*Your objective:*
Find every line in the records below that holds the word "text", and copy each one.

*Extracted data:*
## Start

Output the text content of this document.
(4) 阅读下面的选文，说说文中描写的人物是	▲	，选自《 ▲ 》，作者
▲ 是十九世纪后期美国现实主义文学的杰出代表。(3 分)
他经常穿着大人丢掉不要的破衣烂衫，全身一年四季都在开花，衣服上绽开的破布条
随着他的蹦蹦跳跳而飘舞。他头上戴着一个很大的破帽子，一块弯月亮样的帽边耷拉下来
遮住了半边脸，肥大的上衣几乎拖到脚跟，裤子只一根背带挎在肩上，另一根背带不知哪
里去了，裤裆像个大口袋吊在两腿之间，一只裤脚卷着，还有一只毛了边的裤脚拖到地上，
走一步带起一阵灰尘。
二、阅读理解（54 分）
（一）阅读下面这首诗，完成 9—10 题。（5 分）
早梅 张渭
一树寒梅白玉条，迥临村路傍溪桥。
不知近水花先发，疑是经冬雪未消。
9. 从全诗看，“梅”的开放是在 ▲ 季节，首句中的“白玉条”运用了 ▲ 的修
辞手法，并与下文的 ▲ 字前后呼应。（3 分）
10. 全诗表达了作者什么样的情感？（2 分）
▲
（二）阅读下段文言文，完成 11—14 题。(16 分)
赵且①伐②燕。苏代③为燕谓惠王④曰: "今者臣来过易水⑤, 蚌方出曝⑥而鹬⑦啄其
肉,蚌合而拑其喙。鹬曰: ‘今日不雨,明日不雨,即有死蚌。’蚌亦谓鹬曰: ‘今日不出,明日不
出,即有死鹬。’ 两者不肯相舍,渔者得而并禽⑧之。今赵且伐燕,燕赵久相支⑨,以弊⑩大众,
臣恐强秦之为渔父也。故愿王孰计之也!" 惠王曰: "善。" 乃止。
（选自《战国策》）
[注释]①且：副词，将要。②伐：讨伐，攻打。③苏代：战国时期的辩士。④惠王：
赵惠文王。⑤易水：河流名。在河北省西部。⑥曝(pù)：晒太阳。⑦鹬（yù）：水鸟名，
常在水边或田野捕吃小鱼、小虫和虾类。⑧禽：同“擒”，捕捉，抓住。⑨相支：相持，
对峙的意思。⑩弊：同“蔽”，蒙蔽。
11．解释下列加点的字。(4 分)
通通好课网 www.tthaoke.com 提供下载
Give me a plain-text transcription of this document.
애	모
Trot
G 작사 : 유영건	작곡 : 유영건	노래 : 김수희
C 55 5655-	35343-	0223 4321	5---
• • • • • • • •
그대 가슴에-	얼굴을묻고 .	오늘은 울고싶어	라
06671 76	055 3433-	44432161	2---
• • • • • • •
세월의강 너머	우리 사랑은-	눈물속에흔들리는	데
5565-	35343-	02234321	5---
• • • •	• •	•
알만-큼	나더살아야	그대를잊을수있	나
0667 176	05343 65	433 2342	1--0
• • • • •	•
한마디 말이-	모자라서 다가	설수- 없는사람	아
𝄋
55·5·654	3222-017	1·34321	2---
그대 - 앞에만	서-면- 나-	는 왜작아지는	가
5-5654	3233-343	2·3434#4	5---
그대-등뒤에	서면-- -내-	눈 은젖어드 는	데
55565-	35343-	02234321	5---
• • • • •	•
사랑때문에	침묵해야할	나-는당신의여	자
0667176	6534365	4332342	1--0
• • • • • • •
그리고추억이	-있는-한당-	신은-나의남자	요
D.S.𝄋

## End

*Full output:*
Output the text content of this document.
Give me a plain-text transcription of this document.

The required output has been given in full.